» WRITTEN REQUEST
All of the entries must be reproduced exactly, with no images carried over.

» SUPPLIED DATA
## start
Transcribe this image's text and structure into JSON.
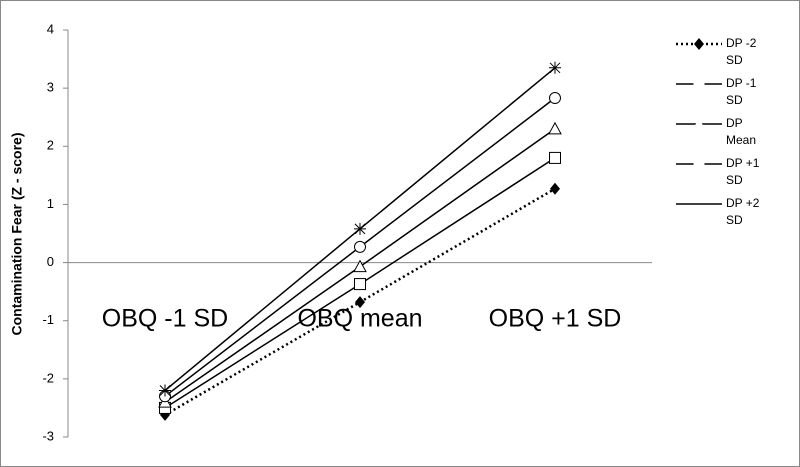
{
  "chart_data": {
    "type": "line",
    "y_label": "Contamination Fear (Z - score)",
    "categories": [
      "OBQ -1 SD",
      "OBQ mean",
      "OBQ +1 SD"
    ],
    "ylim": [
      -3,
      4
    ],
    "yticks": [
      -3,
      -2,
      -1,
      0,
      1,
      2,
      3,
      4
    ],
    "series": [
      {
        "name": "DP -2 SD",
        "color": "#000000",
        "marker": "diamond",
        "line_style": "dotted",
        "values": [
          -2.62,
          -0.68,
          1.27
        ]
      },
      {
        "name": "DP -1 SD",
        "color": "#000000",
        "marker": "square",
        "line_style": "solid",
        "values": [
          -2.5,
          -0.37,
          1.8
        ]
      },
      {
        "name": "DP Mean",
        "color": "#000000",
        "marker": "triangle",
        "line_style": "solid",
        "values": [
          -2.4,
          -0.07,
          2.3
        ]
      },
      {
        "name": "DP +1 SD",
        "color": "#000000",
        "marker": "circle",
        "line_style": "solid",
        "values": [
          -2.3,
          0.27,
          2.83
        ]
      },
      {
        "name": "DP +2 SD",
        "color": "#000000",
        "marker": "star",
        "line_style": "solid",
        "values": [
          -2.2,
          0.58,
          3.35
        ]
      }
    ]
  }
}
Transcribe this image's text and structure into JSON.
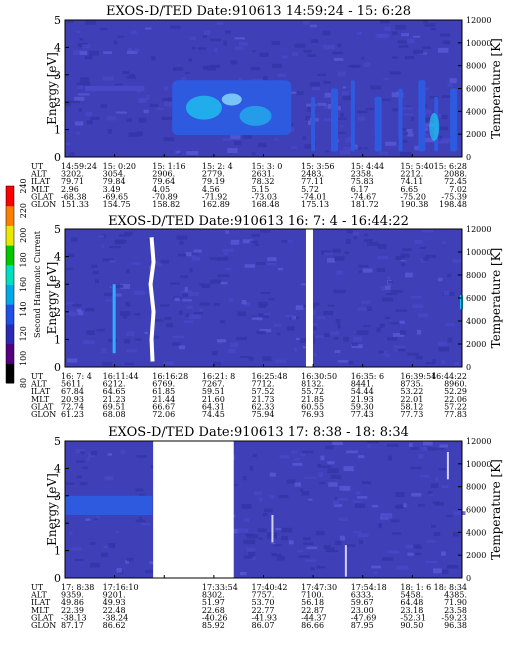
{
  "chart_data": [
    {
      "type": "heatmap",
      "title": "EXOS-D/TED   Date:910613  14:59:24 - 15: 6:28",
      "ylabel": "Energy [eV]",
      "y2label": "Temperature [K]",
      "ylim": [
        0,
        5
      ],
      "y2lim": [
        0,
        12000
      ],
      "yticks": [
        "0",
        "1",
        "2",
        "3",
        "4",
        "5"
      ],
      "y2ticks": [
        "0",
        "2000",
        "4000",
        "6000",
        "8000",
        "10000",
        "12000"
      ],
      "rows": {
        "UT": [
          "14:59:24",
          "15: 0:20",
          "15: 1:16",
          "15: 2: 4",
          "15: 3: 0",
          "15: 3:56",
          "15: 4:44",
          "15: 5:40",
          "15: 6:28"
        ],
        "ALT": [
          "3202.",
          "3054.",
          "2906.",
          "2779.",
          "2631.",
          "2483.",
          "2358.",
          "2212.",
          "2088."
        ],
        "ILAT": [
          "79.71",
          "79.84",
          "79.64",
          "79.19",
          "78.32",
          "77.11",
          "75.83",
          "74.11",
          "72.45"
        ],
        "MLT": [
          "2.96",
          "3.49",
          "4.05",
          "4.56",
          "5.15",
          "5.72",
          "6.17",
          "6.65",
          "7.02"
        ],
        "GLAT": [
          "-68.38",
          "-69.65",
          "-70.89",
          "-71.92",
          "-73.03",
          "-74.01",
          "-74.67",
          "-75.20",
          "-75.39"
        ],
        "GLON": [
          "151.33",
          "154.75",
          "158.82",
          "162.89",
          "168.48",
          "175.13",
          "181.72",
          "190.38",
          "198.48"
        ]
      }
    },
    {
      "type": "heatmap",
      "title": "EXOS-D/TED   Date:910613  16: 7: 4 - 16:44:22",
      "ylabel": "Energy [eV]",
      "y2label": "Temperature [K]",
      "ylim": [
        0,
        5
      ],
      "y2lim": [
        0,
        12000
      ],
      "yticks": [
        "0",
        "1",
        "2",
        "3",
        "4",
        "5"
      ],
      "y2ticks": [
        "0",
        "2000",
        "4000",
        "6000",
        "8000",
        "10000",
        "12000"
      ],
      "rows": {
        "UT": [
          "16: 7: 4",
          "16:11:44",
          "16:16:28",
          "16:21: 8",
          "16:25:48",
          "16:30:50",
          "16:35: 6",
          "16:39:54",
          "16:44:22"
        ],
        "ALT": [
          "5611.",
          "6212.",
          "6769.",
          "7267.",
          "7712.",
          "8132.",
          "8441.",
          "8735.",
          "8960."
        ],
        "ILAT": [
          "67.84",
          "64.65",
          "61.85",
          "59.51",
          "57.52",
          "55.72",
          "54.44",
          "53.22",
          "52.29"
        ],
        "MLT": [
          "20.93",
          "21.23",
          "21.44",
          "21.60",
          "21.73",
          "21.85",
          "21.93",
          "22.01",
          "22.06"
        ],
        "GLAT": [
          "72.74",
          "69.51",
          "66.67",
          "64.31",
          "62.33",
          "60.55",
          "59.30",
          "58.12",
          "57.22"
        ],
        "GLON": [
          "61.23",
          "68.08",
          "72.06",
          "74.45",
          "75.94",
          "76.93",
          "77.43",
          "77.73",
          "77.83"
        ]
      }
    },
    {
      "type": "heatmap",
      "title": "EXOS-D/TED   Date:910613  17: 8:38 - 18: 8:34",
      "ylabel": "Energy [eV]",
      "y2label": "Temperature [K]",
      "ylim": [
        0,
        5
      ],
      "y2lim": [
        0,
        12000
      ],
      "yticks": [
        "0",
        "1",
        "2",
        "3",
        "4",
        "5"
      ],
      "y2ticks": [
        "0",
        "2000",
        "4000",
        "6000",
        "8000",
        "10000",
        "12000"
      ],
      "rows": {
        "UT": [
          "17: 8:38",
          "17:16:10",
          "",
          "17:33:54",
          "17:40:42",
          "17:47:30",
          "17:54:18",
          "18: 1: 6",
          "18: 8:34"
        ],
        "ALT": [
          "9359.",
          "9201.",
          "",
          "8302.",
          "7757.",
          "7100.",
          "6333.",
          "5458.",
          "4385."
        ],
        "ILAT": [
          "49.86",
          "49.93",
          "",
          "51.97",
          "53.70",
          "56.18",
          "59.67",
          "64.48",
          "71.90"
        ],
        "MLT": [
          "22.39",
          "22.48",
          "",
          "22.68",
          "22.77",
          "22.87",
          "23.00",
          "23.18",
          "23.58"
        ],
        "GLAT": [
          "-38.13",
          "-38.24",
          "",
          "-40.26",
          "-41.93",
          "-44.37",
          "-47.69",
          "-52.31",
          "-59.23"
        ],
        "GLON": [
          "87.17",
          "86.62",
          "",
          "85.92",
          "86.07",
          "86.66",
          "87.95",
          "90.50",
          "96.38"
        ]
      }
    }
  ],
  "colorbar": {
    "label": "Second Harmonic Current",
    "ticks": [
      "80",
      "100",
      "120",
      "140",
      "160",
      "180",
      "200",
      "220",
      "240"
    ],
    "colors": [
      "#000000",
      "#55007f",
      "#2a2ab4",
      "#2050e8",
      "#00a8e8",
      "#00e0c0",
      "#00c800",
      "#e8e800",
      "#ff8000",
      "#ff0000"
    ]
  },
  "row_labels": [
    "UT",
    "ALT",
    "ILAT",
    "MLT",
    "GLAT",
    "GLON"
  ],
  "colors": {
    "background": "#3f3fb8",
    "mid": "#2e5ae0",
    "high": "#1ec8f0",
    "trace": "#ffffff"
  }
}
## end
» OUTPUT
Transcribe this image's text and structure into JSON.
{
  "chart_data": {
    "type": "line",
    "y_label": "Contamination Fear (Z - score)",
    "categories": [
      "OBQ -1 SD",
      "OBQ mean",
      "OBQ +1 SD"
    ],
    "ylim": [
      -3,
      4
    ],
    "yticks": [
      -3,
      -2,
      -1,
      0,
      1,
      2,
      3,
      4
    ],
    "series": [
      {
        "name": "DP -2 SD",
        "color": "#000000",
        "marker": "diamond",
        "line_style": "dotted",
        "values": [
          -2.62,
          -0.68,
          1.27
        ]
      },
      {
        "name": "DP -1 SD",
        "color": "#000000",
        "marker": "square",
        "line_style": "solid",
        "values": [
          -2.5,
          -0.37,
          1.8
        ]
      },
      {
        "name": "DP Mean",
        "color": "#000000",
        "marker": "triangle",
        "line_style": "solid",
        "values": [
          -2.4,
          -0.07,
          2.3
        ]
      },
      {
        "name": "DP +1 SD",
        "color": "#000000",
        "marker": "circle",
        "line_style": "solid",
        "values": [
          -2.3,
          0.27,
          2.83
        ]
      },
      {
        "name": "DP +2 SD",
        "color": "#000000",
        "marker": "star",
        "line_style": "solid",
        "values": [
          -2.2,
          0.58,
          3.35
        ]
      }
    ]
  }
}
Transcribe this image's text and structure into JSON.
{
  "chart_data": [
    {
      "type": "heatmap",
      "title": "EXOS-D/TED   Date:910613  14:59:24 - 15: 6:28",
      "ylabel": "Energy [eV]",
      "y2label": "Temperature [K]",
      "ylim": [
        0,
        5
      ],
      "y2lim": [
        0,
        12000
      ],
      "yticks": [
        "0",
        "1",
        "2",
        "3",
        "4",
        "5"
      ],
      "y2ticks": [
        "0",
        "2000",
        "4000",
        "6000",
        "8000",
        "10000",
        "12000"
      ],
      "rows": {
        "UT": [
          "14:59:24",
          "15: 0:20",
          "15: 1:16",
          "15: 2: 4",
          "15: 3: 0",
          "15: 3:56",
          "15: 4:44",
          "15: 5:40",
          "15: 6:28"
        ],
        "ALT": [
          "3202.",
          "3054.",
          "2906.",
          "2779.",
          "2631.",
          "2483.",
          "2358.",
          "2212.",
          "2088."
        ],
        "ILAT": [
          "79.71",
          "79.84",
          "79.64",
          "79.19",
          "78.32",
          "77.11",
          "75.83",
          "74.11",
          "72.45"
        ],
        "MLT": [
          "2.96",
          "3.49",
          "4.05",
          "4.56",
          "5.15",
          "5.72",
          "6.17",
          "6.65",
          "7.02"
        ],
        "GLAT": [
          "-68.38",
          "-69.65",
          "-70.89",
          "-71.92",
          "-73.03",
          "-74.01",
          "-74.67",
          "-75.20",
          "-75.39"
        ],
        "GLON": [
          "151.33",
          "154.75",
          "158.82",
          "162.89",
          "168.48",
          "175.13",
          "181.72",
          "190.38",
          "198.48"
        ]
      }
    },
    {
      "type": "heatmap",
      "title": "EXOS-D/TED   Date:910613  16: 7: 4 - 16:44:22",
      "ylabel": "Energy [eV]",
      "y2label": "Temperature [K]",
      "ylim": [
        0,
        5
      ],
      "y2lim": [
        0,
        12000
      ],
      "yticks": [
        "0",
        "1",
        "2",
        "3",
        "4",
        "5"
      ],
      "y2ticks": [
        "0",
        "2000",
        "4000",
        "6000",
        "8000",
        "10000",
        "12000"
      ],
      "rows": {
        "UT": [
          "16: 7: 4",
          "16:11:44",
          "16:16:28",
          "16:21: 8",
          "16:25:48",
          "16:30:50",
          "16:35: 6",
          "16:39:54",
          "16:44:22"
        ],
        "ALT": [
          "5611.",
          "6212.",
          "6769.",
          "7267.",
          "7712.",
          "8132.",
          "8441.",
          "8735.",
          "8960."
        ],
        "ILAT": [
          "67.84",
          "64.65",
          "61.85",
          "59.51",
          "57.52",
          "55.72",
          "54.44",
          "53.22",
          "52.29"
        ],
        "MLT": [
          "20.93",
          "21.23",
          "21.44",
          "21.60",
          "21.73",
          "21.85",
          "21.93",
          "22.01",
          "22.06"
        ],
        "GLAT": [
          "72.74",
          "69.51",
          "66.67",
          "64.31",
          "62.33",
          "60.55",
          "59.30",
          "58.12",
          "57.22"
        ],
        "GLON": [
          "61.23",
          "68.08",
          "72.06",
          "74.45",
          "75.94",
          "76.93",
          "77.43",
          "77.73",
          "77.83"
        ]
      }
    },
    {
      "type": "heatmap",
      "title": "EXOS-D/TED   Date:910613  17: 8:38 - 18: 8:34",
      "ylabel": "Energy [eV]",
      "y2label": "Temperature [K]",
      "ylim": [
        0,
        5
      ],
      "y2lim": [
        0,
        12000
      ],
      "yticks": [
        "0",
        "1",
        "2",
        "3",
        "4",
        "5"
      ],
      "y2ticks": [
        "0",
        "2000",
        "4000",
        "6000",
        "8000",
        "10000",
        "12000"
      ],
      "rows": {
        "UT": [
          "17: 8:38",
          "17:16:10",
          "",
          "17:33:54",
          "17:40:42",
          "17:47:30",
          "17:54:18",
          "18: 1: 6",
          "18: 8:34"
        ],
        "ALT": [
          "9359.",
          "9201.",
          "",
          "8302.",
          "7757.",
          "7100.",
          "6333.",
          "5458.",
          "4385."
        ],
        "ILAT": [
          "49.86",
          "49.93",
          "",
          "51.97",
          "53.70",
          "56.18",
          "59.67",
          "64.48",
          "71.90"
        ],
        "MLT": [
          "22.39",
          "22.48",
          "",
          "22.68",
          "22.77",
          "22.87",
          "23.00",
          "23.18",
          "23.58"
        ],
        "GLAT": [
          "-38.13",
          "-38.24",
          "",
          "-40.26",
          "-41.93",
          "-44.37",
          "-47.69",
          "-52.31",
          "-59.23"
        ],
        "GLON": [
          "87.17",
          "86.62",
          "",
          "85.92",
          "86.07",
          "86.66",
          "87.95",
          "90.50",
          "96.38"
        ]
      }
    }
  ],
  "colorbar": {
    "label": "Second Harmonic Current",
    "ticks": [
      "80",
      "100",
      "120",
      "140",
      "160",
      "180",
      "200",
      "220",
      "240"
    ],
    "colors": [
      "#000000",
      "#55007f",
      "#2a2ab4",
      "#2050e8",
      "#00a8e8",
      "#00e0c0",
      "#00c800",
      "#e8e800",
      "#ff8000",
      "#ff0000"
    ]
  },
  "row_labels": [
    "UT",
    "ALT",
    "ILAT",
    "MLT",
    "GLAT",
    "GLON"
  ],
  "colors": {
    "background": "#3f3fb8",
    "mid": "#2e5ae0",
    "high": "#1ec8f0",
    "trace": "#ffffff"
  }
}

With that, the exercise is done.